Com relação às igrejas reformadas a situação não é diferente, sendo possível demonstrar o vínculo da instituição religiosa com as forças produtivas. A liberdade espiritual aspirada por Lutero foi, antes de tudo reflexo do contexto histórico da época, onde os mercadores emergiam em oposição aos feudos e clamavam por liberdade para negociar seus produtos.

É interessante observarmos que a crítica de Lutero ao catolicismo é justamente com relação à prática da compra de indulgências. Ademais, a Igreja de Roma esbanjava luxo enquanto a massa permanecia na miséria, conformada com a promessa do além mundo. Destarte, as próprias doutrinas derivadas do luteranismo, se opõem a sua base. É o que assegura Max Weber (2007). Este autor explica que a doutrina da vocação, ao pregar a não aquisição desnecessária de ônus, o não desperdício de dinheiro, a dedicação ao trabalho como glorificação de deus, propicia ao mesmo tempo o acúmulo de riquezas e a avareza (WEBER, 2007). As duas últimas são fundamentais para o capitalismo.

Por outro lado “a doutrina da predestinação é o dogma característico do calvinismo” que prega a completa inferioridade da ação humana (WEBER, 2007, p. 83). Segundo esta doutrina, antes mesmo de o homem existir deus já tinha os seus escolhidos, não importa o que o homem faça, diante de si há um destino pronto e acabado, não podendo o homem interferir na história (WEBER, 2007). Essa concepção favorece uma ordem dominante na medida em que torna os dominados sempre mais passivos e conformados.

___

§ Exercício proposto 1
Reproduza fielmente o trecho do texto sobre Lutero e Weber começando em "Por outro lado" e seguindo até "passivos e conformados.".
§ Exercício proposto 2
Por favor, dê continuidade ao texto sobre Lutero e Weber a partir da última frase apresentada.

___

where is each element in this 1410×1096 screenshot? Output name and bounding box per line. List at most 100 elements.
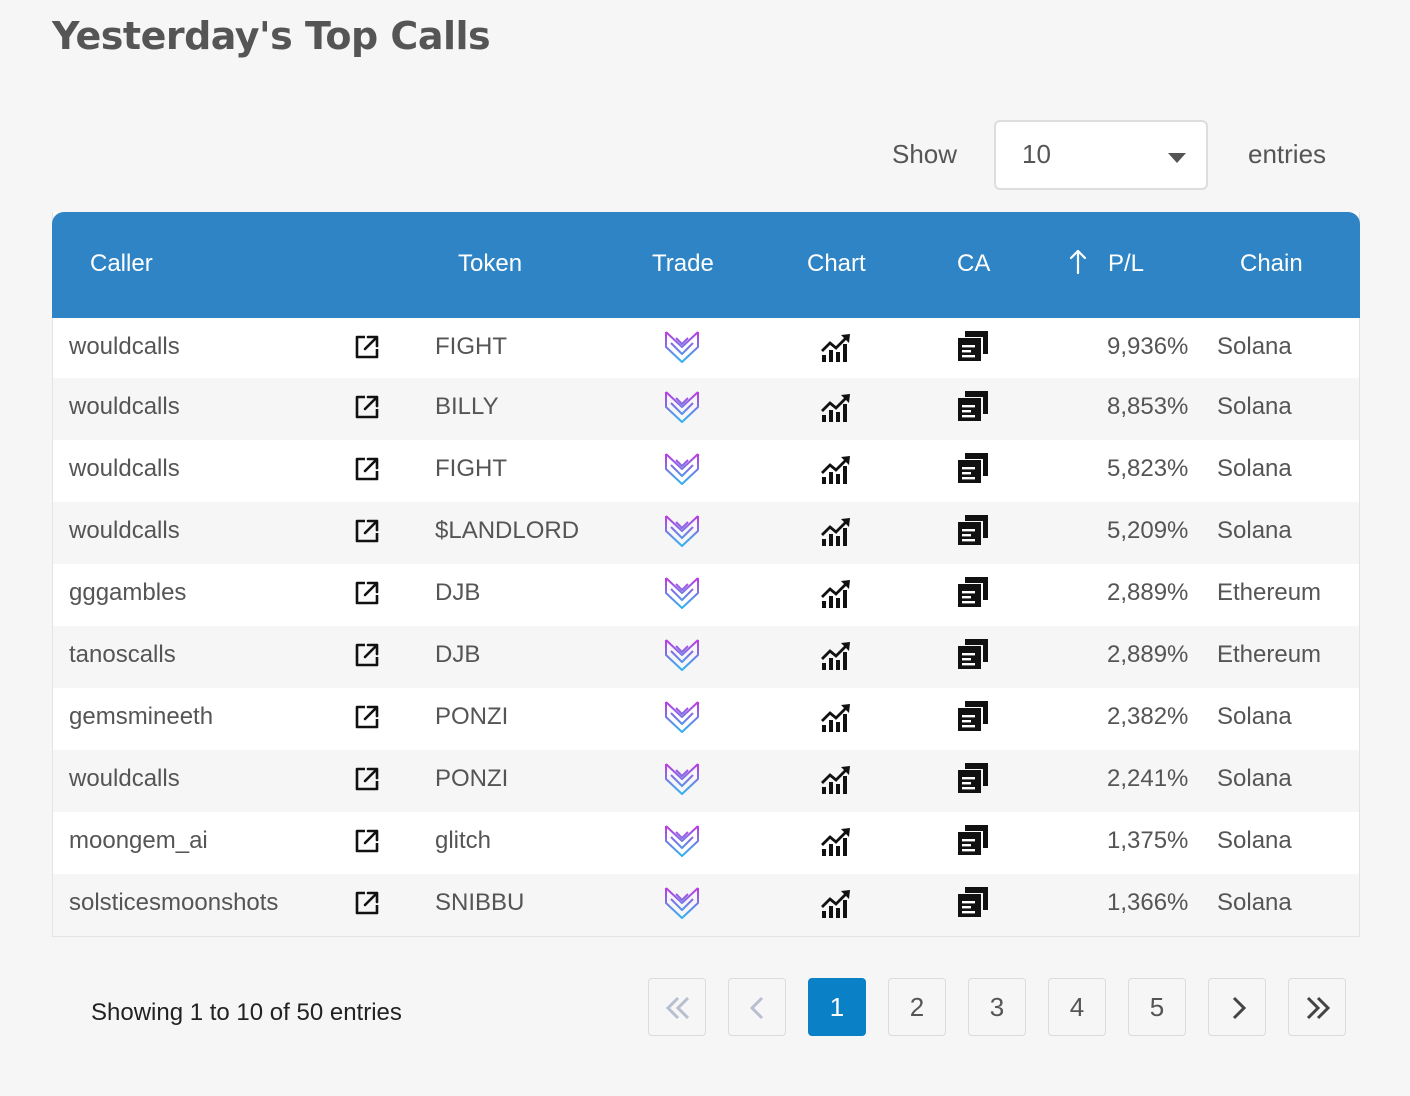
header-token[interactable]: Token [458,250,523,277]
copy-icon[interactable] [956,513,990,547]
trade-logo-icon[interactable] [664,575,700,611]
chart-trend-icon[interactable] [820,701,852,733]
token-symbol: DJB [435,579,481,606]
header-ca[interactable]: CA [957,250,991,277]
caller-name: wouldcalls [69,393,180,420]
table-row: gggambles DJB [53,564,1359,626]
pl-value: 1,366% [1107,889,1189,916]
chart-trend-icon[interactable] [820,331,852,363]
token-symbol: FIGHT [435,333,507,360]
chart-trend-icon[interactable] [820,577,852,609]
chart-trend-icon[interactable] [820,825,852,857]
trade-logo-icon[interactable] [664,823,700,859]
header-trade[interactable]: Trade [652,250,714,277]
external-link-icon[interactable] [354,766,380,792]
external-link-icon[interactable] [354,704,380,730]
pl-value: 5,823% [1107,455,1189,482]
token-symbol: $LANDLORD [435,517,580,544]
chart-trend-icon[interactable] [820,887,852,919]
chain-name: Solana [1217,517,1292,544]
copy-icon[interactable] [956,329,990,363]
caller-name: gggambles [69,579,187,606]
caller-name: moongem_ai [69,827,208,854]
external-link-icon[interactable] [354,456,380,482]
page-3-button[interactable]: 3 [968,978,1026,1036]
trade-logo-icon[interactable] [664,699,700,735]
copy-icon[interactable] [956,451,990,485]
prev-page-button[interactable] [728,978,786,1036]
chain-name: Solana [1217,455,1292,482]
caller-name: gemsmineeth [69,703,214,730]
chain-name: Solana [1217,393,1292,420]
caller-name: wouldcalls [69,333,180,360]
trade-logo-icon[interactable] [664,761,700,797]
trade-logo-icon[interactable] [664,513,700,549]
last-page-button[interactable] [1288,978,1346,1036]
page-2-button[interactable]: 2 [888,978,946,1036]
header-chart[interactable]: Chart [807,250,866,277]
copy-icon[interactable] [956,885,990,919]
page-4-button[interactable]: 4 [1048,978,1106,1036]
token-symbol: FIGHT [435,455,507,482]
token-symbol: PONZI [435,765,509,792]
token-symbol: PONZI [435,703,509,730]
trade-logo-icon[interactable] [664,637,700,673]
entries-length-control: Show 10 entries [892,120,1332,192]
trade-logo-icon[interactable] [664,389,700,425]
copy-icon[interactable] [956,699,990,733]
entries-select[interactable]: 10 [994,120,1208,190]
double-chevron-left-icon [665,996,690,1020]
show-label: Show [892,139,958,169]
table-row: wouldcalls FIGHT [53,318,1359,378]
chevron-left-icon [749,996,764,1020]
external-link-icon[interactable] [354,828,380,854]
external-link-icon[interactable] [354,394,380,420]
next-page-button[interactable] [1208,978,1266,1036]
header-caller[interactable]: Caller [90,250,153,277]
token-symbol: glitch [435,827,492,854]
token-symbol: BILLY [435,393,499,420]
trade-logo-icon[interactable] [664,329,700,365]
chart-trend-icon[interactable] [820,453,852,485]
page-1-button[interactable]: 1 [808,978,866,1036]
arrow-up-icon[interactable] [1068,248,1088,276]
pl-value: 2,889% [1107,579,1189,606]
chart-trend-icon[interactable] [820,639,852,671]
external-link-icon[interactable] [354,890,380,916]
chart-trend-icon[interactable] [820,391,852,423]
page-title: Yesterday's Top Calls [52,14,491,58]
external-link-icon[interactable] [354,334,380,360]
copy-icon[interactable] [956,761,990,795]
chain-name: Ethereum [1217,579,1322,606]
double-chevron-right-icon [1306,996,1331,1020]
page-5-button[interactable]: 5 [1128,978,1186,1036]
table-row: wouldcalls BILLY [53,378,1359,440]
pl-value: 5,209% [1107,517,1189,544]
copy-icon[interactable] [956,637,990,671]
chart-trend-icon[interactable] [820,763,852,795]
chain-name: Solana [1217,827,1292,854]
caller-name: wouldcalls [69,517,180,544]
first-page-button[interactable] [648,978,706,1036]
token-symbol: DJB [435,641,481,668]
header-pl[interactable]: P/L [1108,250,1145,277]
table-row: wouldcalls $LANDLORD [53,502,1359,564]
trade-logo-icon[interactable] [664,885,700,921]
chart-trend-icon[interactable] [820,515,852,547]
external-link-icon[interactable] [354,642,380,668]
caller-name: tanoscalls [69,641,176,668]
copy-icon[interactable] [956,823,990,857]
table-row: wouldcalls PONZI [53,750,1359,812]
external-link-icon[interactable] [354,518,380,544]
external-link-icon[interactable] [354,580,380,606]
caret-down-icon [1168,153,1186,163]
header-chain[interactable]: Chain [1240,250,1303,277]
table-row: solsticesmoonshots SNIBBU [53,874,1359,936]
trade-logo-icon[interactable] [664,451,700,487]
caller-name: wouldcalls [69,765,180,792]
copy-icon[interactable] [956,575,990,609]
caller-name: solsticesmoonshots [69,889,279,916]
table-body: wouldcalls FIGHT [53,318,1359,936]
copy-icon[interactable] [956,389,990,423]
token-symbol: SNIBBU [435,889,525,916]
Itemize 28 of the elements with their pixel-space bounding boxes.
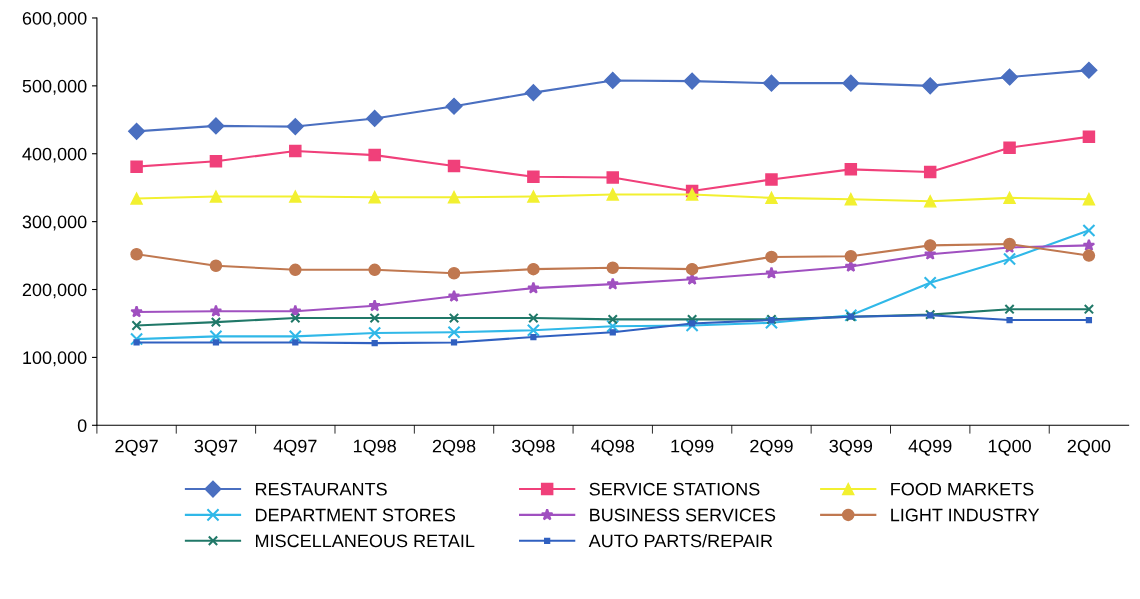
y-tick-label: 600,000 [22, 11, 87, 27]
legend-label: FOOD MARKETS [891, 482, 1034, 496]
y-tick-label: 0 [77, 419, 87, 433]
x-tick-label: 1Q00 [988, 439, 1031, 456]
legend-label: SERVICE STATIONS [589, 482, 760, 496]
legend-label: BUSINESS SERVICES [590, 508, 776, 522]
x-tick-label: 2Q00 [1067, 439, 1111, 456]
y-tick-label: 500,000 [22, 79, 87, 95]
y-tick-label: 200,000 [22, 283, 87, 299]
x-tick-label: 2Q97 [115, 439, 158, 456]
x-tick-label: 4Q97 [273, 439, 317, 456]
x-tick-label: 3Q97 [194, 439, 238, 456]
legend-label: AUTO PARTS/REPAIR [588, 533, 773, 548]
x-tick-label: 2Q99 [750, 439, 793, 456]
legend-label: RESTAURANTS [256, 482, 387, 496]
legend-label: DEPARTMENT STORES [256, 508, 456, 522]
x-tick-label: 3Q99 [829, 439, 873, 456]
x-tick-label: 1Q99 [671, 439, 714, 456]
x-tick-label: 4Q98 [591, 439, 635, 456]
y-tick-label: 400,000 [22, 147, 87, 163]
x-tick-label: 2Q98 [432, 439, 476, 456]
legend-label: LIGHT INDUSTRY [891, 508, 1040, 522]
y-tick-label: 300,000 [22, 215, 87, 231]
y-tick-label: 100,000 [23, 351, 87, 367]
x-tick-label: 1Q98 [353, 439, 396, 456]
x-tick-label: 3Q98 [511, 439, 555, 456]
legend-label: MISCELLANEOUS RETAIL [256, 534, 475, 548]
x-tick-label: 4Q99 [908, 439, 952, 456]
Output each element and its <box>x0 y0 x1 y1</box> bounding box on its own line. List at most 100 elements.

___

§ Resultado da tarefa 1
Por outro lado “a doutrina da predestinação é o dogma característico do calvinismo” que prega a completa inferioridade da ação humana (WEBER, 2007, p. 83). Segundo esta doutrina, antes mesmo de o homem existir deus já tinha os seus escolhidos, não importa o que o homem faça, diante de si há um destino pronto e acabado, não podendo o homem interferir na história (WEBER, 2007). Essa concepção favorece uma ordem dominante na medida em que torna os dominados sempre mais passivos e conformados.

§ Resultado da tarefa 2
Dessa maneira, a reforma protestante marca a gênese de uma nova ordem produtiva e a respectiva adequação da religião a esta ordem. A história tem mostrado de forma bastante clara essa relação, entretanto, cabe a nós a seguinte questão: desconheceria Lutero a amplitude e o significado de “seu” protesto? Até Weber, com seu materialismo filosófico-idealista, pôde mostrar, ainda que superficialmente – sem explicar os motivos concretos –, a estreita relação existente entre o capitalismo e a religião.

Podemos agora, mesmo que em caráter preliminar, dizer que a religião difere do folclore e do senso comum, haja vista que estes não têm necessariamente um deus e um culto para se relacionar com um demiurgo. Entretanto, ela é tão heterogênea como estes outros grupos ideológicos, tendo em seu seio uma parte de cada um ao passo que também contribui com o conteúdo destes, além de uma filosofia específica: a teologia. Sua teoria, por ser transcendente e antropomórfica, deve conter um conjunto de dogmas, e opor-se diretamente a ação prática cotidiana. Sendo a religião uma superestrutura – como demonstrada por Gramsci na esteira de Marx –, esta permanece sempre sujeita ao modelo produtivo, servindo como instrumento ideológico do bloco dominante, sempre intelectualmente atrasada com relação a este e, tendo as condições econômicas como fator preponderante na sua constituição.

Trabalho e educação como elementos de desenvolvimento humano

Uma vez que expusemos a pedra de toque da religião para as nossas futuras reflexões, procurando extrair da realidade histórica e concreta, as categorias teóricas, procuraremos a partir de agora, realizar semelhante trabalho tendo como foco a educação.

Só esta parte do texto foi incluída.